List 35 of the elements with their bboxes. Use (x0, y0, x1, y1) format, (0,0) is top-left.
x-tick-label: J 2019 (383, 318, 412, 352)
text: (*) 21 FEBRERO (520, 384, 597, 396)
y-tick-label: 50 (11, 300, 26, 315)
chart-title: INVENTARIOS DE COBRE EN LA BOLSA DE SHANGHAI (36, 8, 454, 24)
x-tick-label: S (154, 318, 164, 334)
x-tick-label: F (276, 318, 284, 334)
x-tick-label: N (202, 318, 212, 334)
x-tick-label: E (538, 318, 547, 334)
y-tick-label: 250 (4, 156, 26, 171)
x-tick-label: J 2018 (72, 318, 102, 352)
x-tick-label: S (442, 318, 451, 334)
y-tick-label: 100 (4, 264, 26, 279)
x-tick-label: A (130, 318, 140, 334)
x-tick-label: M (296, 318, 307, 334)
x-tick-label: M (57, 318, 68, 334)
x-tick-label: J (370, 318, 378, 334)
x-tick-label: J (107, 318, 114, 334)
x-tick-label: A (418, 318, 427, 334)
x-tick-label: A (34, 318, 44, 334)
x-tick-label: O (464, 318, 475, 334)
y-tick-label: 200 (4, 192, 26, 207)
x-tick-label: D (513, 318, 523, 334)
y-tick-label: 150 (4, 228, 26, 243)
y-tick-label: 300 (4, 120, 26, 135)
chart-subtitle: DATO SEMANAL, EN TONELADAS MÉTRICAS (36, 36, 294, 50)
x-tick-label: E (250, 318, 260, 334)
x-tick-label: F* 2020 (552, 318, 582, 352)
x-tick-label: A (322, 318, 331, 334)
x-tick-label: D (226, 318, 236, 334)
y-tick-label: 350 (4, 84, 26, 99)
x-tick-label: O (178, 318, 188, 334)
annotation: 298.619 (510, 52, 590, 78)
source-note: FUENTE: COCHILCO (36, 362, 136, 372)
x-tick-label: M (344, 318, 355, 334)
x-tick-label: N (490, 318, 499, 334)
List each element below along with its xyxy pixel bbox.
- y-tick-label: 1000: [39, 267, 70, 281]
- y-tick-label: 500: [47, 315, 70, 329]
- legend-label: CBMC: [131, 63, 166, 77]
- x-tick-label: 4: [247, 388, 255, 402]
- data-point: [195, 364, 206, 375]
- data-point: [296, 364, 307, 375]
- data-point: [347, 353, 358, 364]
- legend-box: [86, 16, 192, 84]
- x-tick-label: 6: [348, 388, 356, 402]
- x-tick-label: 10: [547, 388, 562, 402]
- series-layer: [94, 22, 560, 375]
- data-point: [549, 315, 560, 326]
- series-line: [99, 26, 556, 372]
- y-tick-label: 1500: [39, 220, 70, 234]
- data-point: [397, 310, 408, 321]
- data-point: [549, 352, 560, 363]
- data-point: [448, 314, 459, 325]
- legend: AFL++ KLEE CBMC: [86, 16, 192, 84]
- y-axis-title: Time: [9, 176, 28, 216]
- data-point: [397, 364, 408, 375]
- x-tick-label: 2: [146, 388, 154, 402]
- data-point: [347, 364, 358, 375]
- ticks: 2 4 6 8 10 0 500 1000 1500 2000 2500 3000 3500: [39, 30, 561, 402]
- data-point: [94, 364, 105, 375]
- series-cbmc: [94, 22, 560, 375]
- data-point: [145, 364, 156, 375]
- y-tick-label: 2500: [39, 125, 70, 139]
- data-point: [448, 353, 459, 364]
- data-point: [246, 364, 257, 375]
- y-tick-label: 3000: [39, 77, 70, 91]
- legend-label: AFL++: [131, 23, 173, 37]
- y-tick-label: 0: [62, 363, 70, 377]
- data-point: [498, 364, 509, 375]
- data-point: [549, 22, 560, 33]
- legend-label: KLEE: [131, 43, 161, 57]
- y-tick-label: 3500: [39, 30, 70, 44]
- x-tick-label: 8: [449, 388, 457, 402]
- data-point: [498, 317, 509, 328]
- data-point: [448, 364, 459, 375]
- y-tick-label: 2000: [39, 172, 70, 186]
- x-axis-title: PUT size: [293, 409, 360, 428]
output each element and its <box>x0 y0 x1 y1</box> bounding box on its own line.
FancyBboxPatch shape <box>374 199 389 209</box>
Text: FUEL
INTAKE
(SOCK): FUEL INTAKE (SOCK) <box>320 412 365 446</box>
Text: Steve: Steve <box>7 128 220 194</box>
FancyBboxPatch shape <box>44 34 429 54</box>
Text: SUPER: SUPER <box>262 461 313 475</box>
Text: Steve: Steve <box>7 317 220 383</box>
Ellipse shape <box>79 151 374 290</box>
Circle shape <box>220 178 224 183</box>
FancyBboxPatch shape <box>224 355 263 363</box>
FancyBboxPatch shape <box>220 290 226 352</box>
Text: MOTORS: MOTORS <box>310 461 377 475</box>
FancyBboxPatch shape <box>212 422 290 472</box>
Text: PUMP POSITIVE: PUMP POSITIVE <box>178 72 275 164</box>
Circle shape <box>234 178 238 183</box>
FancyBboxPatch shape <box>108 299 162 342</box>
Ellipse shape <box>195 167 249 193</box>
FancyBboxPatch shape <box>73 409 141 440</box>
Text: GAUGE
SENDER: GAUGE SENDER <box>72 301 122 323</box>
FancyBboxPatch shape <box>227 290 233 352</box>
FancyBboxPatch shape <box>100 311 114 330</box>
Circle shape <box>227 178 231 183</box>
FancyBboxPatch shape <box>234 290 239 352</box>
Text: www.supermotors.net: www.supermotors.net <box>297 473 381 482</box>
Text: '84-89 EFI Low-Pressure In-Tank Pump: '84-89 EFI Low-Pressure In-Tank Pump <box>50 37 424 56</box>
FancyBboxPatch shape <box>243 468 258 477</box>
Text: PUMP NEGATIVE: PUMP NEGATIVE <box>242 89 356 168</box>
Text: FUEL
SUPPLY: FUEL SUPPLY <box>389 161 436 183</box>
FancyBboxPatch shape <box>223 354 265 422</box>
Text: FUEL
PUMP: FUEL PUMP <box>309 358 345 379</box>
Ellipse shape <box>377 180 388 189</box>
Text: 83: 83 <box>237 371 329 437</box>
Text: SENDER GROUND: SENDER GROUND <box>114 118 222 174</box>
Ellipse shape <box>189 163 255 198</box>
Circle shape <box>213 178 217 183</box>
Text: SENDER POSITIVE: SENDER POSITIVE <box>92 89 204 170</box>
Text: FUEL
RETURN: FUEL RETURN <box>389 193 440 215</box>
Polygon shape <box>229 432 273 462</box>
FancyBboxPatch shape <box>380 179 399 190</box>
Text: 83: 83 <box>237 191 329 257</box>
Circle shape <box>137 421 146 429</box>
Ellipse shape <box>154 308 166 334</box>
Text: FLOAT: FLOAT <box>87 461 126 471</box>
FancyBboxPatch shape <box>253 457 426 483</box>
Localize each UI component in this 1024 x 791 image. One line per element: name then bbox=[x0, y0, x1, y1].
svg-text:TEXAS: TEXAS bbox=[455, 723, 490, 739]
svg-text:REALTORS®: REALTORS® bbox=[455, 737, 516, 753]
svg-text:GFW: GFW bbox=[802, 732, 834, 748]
▬▬▬
WHAT THE EXERCISE ASKS ▸ Copy out every one of the items above, word for word and line for line.

EXERCISE OUTPUT ▸
List 35 of the elements with their bboxes. Use (x0, y0, x1, y1) format, (0,0) is top-left.
x-tick-label: J 2019 (383, 318, 412, 352)
text: (*) 21 FEBRERO (520, 384, 597, 396)
y-tick-label: 50 (11, 300, 26, 315)
chart-title: INVENTARIOS DE COBRE EN LA BOLSA DE SHANGHAI (36, 8, 454, 24)
x-tick-label: S (154, 318, 164, 334)
x-tick-label: F (276, 318, 284, 334)
x-tick-label: N (202, 318, 212, 334)
x-tick-label: E (538, 318, 547, 334)
y-tick-label: 250 (4, 156, 26, 171)
x-tick-label: J 2018 (72, 318, 102, 352)
x-tick-label: S (442, 318, 451, 334)
y-tick-label: 100 (4, 264, 26, 279)
x-tick-label: A (130, 318, 140, 334)
x-tick-label: M (296, 318, 307, 334)
x-tick-label: M (57, 318, 68, 334)
x-tick-label: J (370, 318, 378, 334)
x-tick-label: J (107, 318, 114, 334)
x-tick-label: A (418, 318, 427, 334)
x-tick-label: A (34, 318, 44, 334)
x-tick-label: O (464, 318, 475, 334)
y-tick-label: 200 (4, 192, 26, 207)
x-tick-label: D (513, 318, 523, 334)
y-tick-label: 150 (4, 228, 26, 243)
y-tick-label: 300 (4, 120, 26, 135)
chart-subtitle: DATO SEMANAL, EN TONELADAS MÉTRICAS (36, 36, 294, 50)
x-tick-label: E (250, 318, 260, 334)
x-tick-label: F* 2020 (552, 318, 582, 352)
x-tick-label: A (322, 318, 331, 334)
x-tick-label: D (226, 318, 236, 334)
y-tick-label: 350 (4, 84, 26, 99)
x-tick-label: O (178, 318, 188, 334)
annotation: 298.619 (510, 52, 590, 78)
source-note: FUENTE: COCHILCO (36, 362, 136, 372)
x-tick-label: M (344, 318, 355, 334)
x-tick-label: N (490, 318, 499, 334)
List each element below along with its xyxy pixel bbox.
- y-tick-label: 1000: [39, 267, 70, 281]
- y-tick-label: 500: [47, 315, 70, 329]
- legend-label: CBMC: [131, 63, 166, 77]
- x-tick-label: 4: [247, 388, 255, 402]
- data-point: [195, 364, 206, 375]
- data-point: [296, 364, 307, 375]
- data-point: [347, 353, 358, 364]
- legend-box: [86, 16, 192, 84]
- x-tick-label: 6: [348, 388, 356, 402]
- x-tick-label: 10: [547, 388, 562, 402]
- series-layer: [94, 22, 560, 375]
- data-point: [549, 315, 560, 326]
- series-line: [99, 26, 556, 372]
- y-tick-label: 1500: [39, 220, 70, 234]
- data-point: [397, 310, 408, 321]
- data-point: [549, 352, 560, 363]
- data-point: [448, 314, 459, 325]
- legend: AFL++ KLEE CBMC: [86, 16, 192, 84]
- y-axis-title: Time: [9, 176, 28, 216]
- data-point: [397, 364, 408, 375]
- x-tick-label: 2: [146, 388, 154, 402]
- data-point: [347, 364, 358, 375]
- ticks: 2 4 6 8 10 0 500 1000 1500 2000 2500 3000 3500: [39, 30, 561, 402]
- data-point: [94, 364, 105, 375]
- series-cbmc: [94, 22, 560, 375]
- data-point: [145, 364, 156, 375]
- y-tick-label: 2500: [39, 125, 70, 139]
- data-point: [448, 353, 459, 364]
- data-point: [246, 364, 257, 375]
- y-tick-label: 3000: [39, 77, 70, 91]
- legend-label: AFL++: [131, 23, 173, 37]
- y-tick-label: 0: [62, 363, 70, 377]
- data-point: [498, 364, 509, 375]
- data-point: [549, 22, 560, 33]
- legend-label: KLEE: [131, 43, 161, 57]
- y-tick-label: 3500: [39, 30, 70, 44]
- x-tick-label: 8: [449, 388, 457, 402]
- data-point: [498, 317, 509, 328]
- data-point: [448, 364, 459, 375]
- y-tick-label: 2000: [39, 172, 70, 186]
- x-axis-title: PUT size: [293, 409, 360, 428]
output each element and its <box>x0 y0 x1 y1</box> bounding box on its own line.
FancyBboxPatch shape <box>374 199 389 209</box>
Text: FUEL
INTAKE
(SOCK): FUEL INTAKE (SOCK) <box>320 412 365 446</box>
Text: Steve: Steve <box>7 128 220 194</box>
FancyBboxPatch shape <box>44 34 429 54</box>
Text: SUPER: SUPER <box>262 461 313 475</box>
Text: Steve: Steve <box>7 317 220 383</box>
Ellipse shape <box>79 151 374 290</box>
Circle shape <box>220 178 224 183</box>
FancyBboxPatch shape <box>224 355 263 363</box>
FancyBboxPatch shape <box>220 290 226 352</box>
Text: MOTORS: MOTORS <box>310 461 377 475</box>
FancyBboxPatch shape <box>212 422 290 472</box>
Text: PUMP POSITIVE: PUMP POSITIVE <box>178 72 275 164</box>
Circle shape <box>234 178 238 183</box>
FancyBboxPatch shape <box>108 299 162 342</box>
Ellipse shape <box>195 167 249 193</box>
FancyBboxPatch shape <box>73 409 141 440</box>
Text: GAUGE
SENDER: GAUGE SENDER <box>72 301 122 323</box>
FancyBboxPatch shape <box>227 290 233 352</box>
FancyBboxPatch shape <box>100 311 114 330</box>
Circle shape <box>227 178 231 183</box>
FancyBboxPatch shape <box>234 290 239 352</box>
Text: www.supermotors.net: www.supermotors.net <box>297 473 381 482</box>
Text: '84-89 EFI Low-Pressure In-Tank Pump: '84-89 EFI Low-Pressure In-Tank Pump <box>50 37 424 56</box>
FancyBboxPatch shape <box>243 468 258 477</box>
Text: PUMP NEGATIVE: PUMP NEGATIVE <box>242 89 356 168</box>
Text: FUEL
SUPPLY: FUEL SUPPLY <box>389 161 436 183</box>
FancyBboxPatch shape <box>223 354 265 422</box>
Text: FUEL
PUMP: FUEL PUMP <box>309 358 345 379</box>
Ellipse shape <box>377 180 388 189</box>
Text: 83: 83 <box>237 371 329 437</box>
Text: SENDER GROUND: SENDER GROUND <box>114 118 222 174</box>
Ellipse shape <box>189 163 255 198</box>
Circle shape <box>213 178 217 183</box>
Text: SENDER POSITIVE: SENDER POSITIVE <box>92 89 204 170</box>
Text: FUEL
RETURN: FUEL RETURN <box>389 193 440 215</box>
Polygon shape <box>229 432 273 462</box>
FancyBboxPatch shape <box>380 179 399 190</box>
Text: 83: 83 <box>237 191 329 257</box>
Circle shape <box>137 421 146 429</box>
Ellipse shape <box>154 308 166 334</box>
Text: FLOAT: FLOAT <box>87 461 126 471</box>
FancyBboxPatch shape <box>253 457 426 483</box>
Localize each UI component in this 1024 x 791 image. One line per element: name then bbox=[x0, y0, x1, y1].
svg-text:TEXAS: TEXAS bbox=[455, 723, 490, 739]
svg-text:REALTORS®: REALTORS® bbox=[455, 737, 516, 753]
svg-text:GFW: GFW bbox=[802, 732, 834, 748]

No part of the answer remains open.